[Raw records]
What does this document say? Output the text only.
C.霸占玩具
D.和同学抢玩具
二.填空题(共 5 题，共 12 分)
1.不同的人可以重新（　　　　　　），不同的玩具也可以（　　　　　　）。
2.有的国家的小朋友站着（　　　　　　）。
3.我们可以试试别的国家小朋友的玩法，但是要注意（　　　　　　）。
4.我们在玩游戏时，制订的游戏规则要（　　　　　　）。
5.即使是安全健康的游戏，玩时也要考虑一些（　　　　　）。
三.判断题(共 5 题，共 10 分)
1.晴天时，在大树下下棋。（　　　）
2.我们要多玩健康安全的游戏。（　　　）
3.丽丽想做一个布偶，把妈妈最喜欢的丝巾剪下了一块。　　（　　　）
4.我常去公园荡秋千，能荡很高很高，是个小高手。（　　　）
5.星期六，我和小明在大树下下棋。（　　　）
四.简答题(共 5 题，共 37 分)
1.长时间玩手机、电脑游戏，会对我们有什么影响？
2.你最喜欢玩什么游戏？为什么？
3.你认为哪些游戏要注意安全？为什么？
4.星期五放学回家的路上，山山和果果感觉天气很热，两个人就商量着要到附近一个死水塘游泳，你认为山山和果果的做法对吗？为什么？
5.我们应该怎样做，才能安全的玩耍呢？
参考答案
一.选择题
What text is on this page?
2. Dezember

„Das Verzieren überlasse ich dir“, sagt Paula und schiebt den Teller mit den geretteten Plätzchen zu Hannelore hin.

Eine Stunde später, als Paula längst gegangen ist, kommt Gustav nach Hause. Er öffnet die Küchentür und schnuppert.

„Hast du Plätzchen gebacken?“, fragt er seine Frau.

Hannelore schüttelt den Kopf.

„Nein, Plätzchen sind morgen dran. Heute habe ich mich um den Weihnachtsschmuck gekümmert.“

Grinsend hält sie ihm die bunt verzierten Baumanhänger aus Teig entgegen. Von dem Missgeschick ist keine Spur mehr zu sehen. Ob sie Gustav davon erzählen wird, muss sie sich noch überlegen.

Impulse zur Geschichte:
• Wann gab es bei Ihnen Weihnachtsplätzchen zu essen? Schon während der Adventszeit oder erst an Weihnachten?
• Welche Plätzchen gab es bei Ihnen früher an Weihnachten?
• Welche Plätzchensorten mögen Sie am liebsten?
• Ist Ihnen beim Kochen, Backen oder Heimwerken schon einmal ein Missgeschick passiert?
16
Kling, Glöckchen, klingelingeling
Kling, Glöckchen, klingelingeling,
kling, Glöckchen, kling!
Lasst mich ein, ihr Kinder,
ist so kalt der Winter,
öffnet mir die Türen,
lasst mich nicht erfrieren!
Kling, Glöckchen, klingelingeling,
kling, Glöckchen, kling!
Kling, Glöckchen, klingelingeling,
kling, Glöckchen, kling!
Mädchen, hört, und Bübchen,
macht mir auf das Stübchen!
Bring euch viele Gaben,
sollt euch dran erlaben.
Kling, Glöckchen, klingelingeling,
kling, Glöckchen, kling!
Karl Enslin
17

Problem:
Everything in the listing above should be restated exactly.

The answer:
What does this document say? Output the text only.
C.霸占玩具
D.和同学抢玩具
二.填空题(共 5 题，共 12 分)
1.不同的人可以重新（　　　　　　），不同的玩具也可以（　　　　　　）。
2.有的国家的小朋友站着（　　　　　　）。
3.我们可以试试别的国家小朋友的玩法，但是要注意（　　　　　　）。
4.我们在玩游戏时，制订的游戏规则要（　　　　　　）。
5.即使是安全健康的游戏，玩时也要考虑一些（　　　　　）。
三.判断题(共 5 题，共 10 分)
1.晴天时，在大树下下棋。（　　　）
2.我们要多玩健康安全的游戏。（　　　）
3.丽丽想做一个布偶，把妈妈最喜欢的丝巾剪下了一块。　　（　　　）
4.我常去公园荡秋千，能荡很高很高，是个小高手。（　　　）
5.星期六，我和小明在大树下下棋。（　　　）
四.简答题(共 5 题，共 37 分)
1.长时间玩手机、电脑游戏，会对我们有什么影响？
2.你最喜欢玩什么游戏？为什么？
3.你认为哪些游戏要注意安全？为什么？
4.星期五放学回家的路上，山山和果果感觉天气很热，两个人就商量着要到附近一个死水塘游泳，你认为山山和果果的做法对吗？为什么？
5.我们应该怎样做，才能安全的玩耍呢？
参考答案
一.选择题
What text is on this page?
2. Dezember

„Das Verzieren überlasse ich dir“, sagt Paula und schiebt den Teller mit den geretteten Plätzchen zu Hannelore hin.

Eine Stunde später, als Paula längst gegangen ist, kommt Gustav nach Hause. Er öffnet die Küchentür und schnuppert.

„Hast du Plätzchen gebacken?“, fragt er seine Frau.

Hannelore schüttelt den Kopf.

„Nein, Plätzchen sind morgen dran. Heute habe ich mich um den Weihnachtsschmuck gekümmert.“

Grinsend hält sie ihm die bunt verzierten Baumanhänger aus Teig entgegen. Von dem Missgeschick ist keine Spur mehr zu sehen. Ob sie Gustav davon erzählen wird, muss sie sich noch überlegen.

Impulse zur Geschichte:
• Wann gab es bei Ihnen Weihnachtsplätzchen zu essen? Schon während der Adventszeit oder erst an Weihnachten?
• Welche Plätzchen gab es bei Ihnen früher an Weihnachten?
• Welche Plätzchensorten mögen Sie am liebsten?
• Ist Ihnen beim Kochen, Backen oder Heimwerken schon einmal ein Missgeschick passiert?
16
Kling, Glöckchen, klingelingeling
Kling, Glöckchen, klingelingeling,
kling, Glöckchen, kling!
Lasst mich ein, ihr Kinder,
ist so kalt der Winter,
öffnet mir die Türen,
lasst mich nicht erfrieren!
Kling, Glöckchen, klingelingeling,
kling, Glöckchen, kling!
Kling, Glöckchen, klingelingeling,
kling, Glöckchen, kling!
Mädchen, hört, und Bübchen,
macht mir auf das Stübchen!
Bring euch viele Gaben,
sollt euch dran erlaben.
Kling, Glöckchen, klingelingeling,
kling, Glöckchen, kling!
Karl Enslin
17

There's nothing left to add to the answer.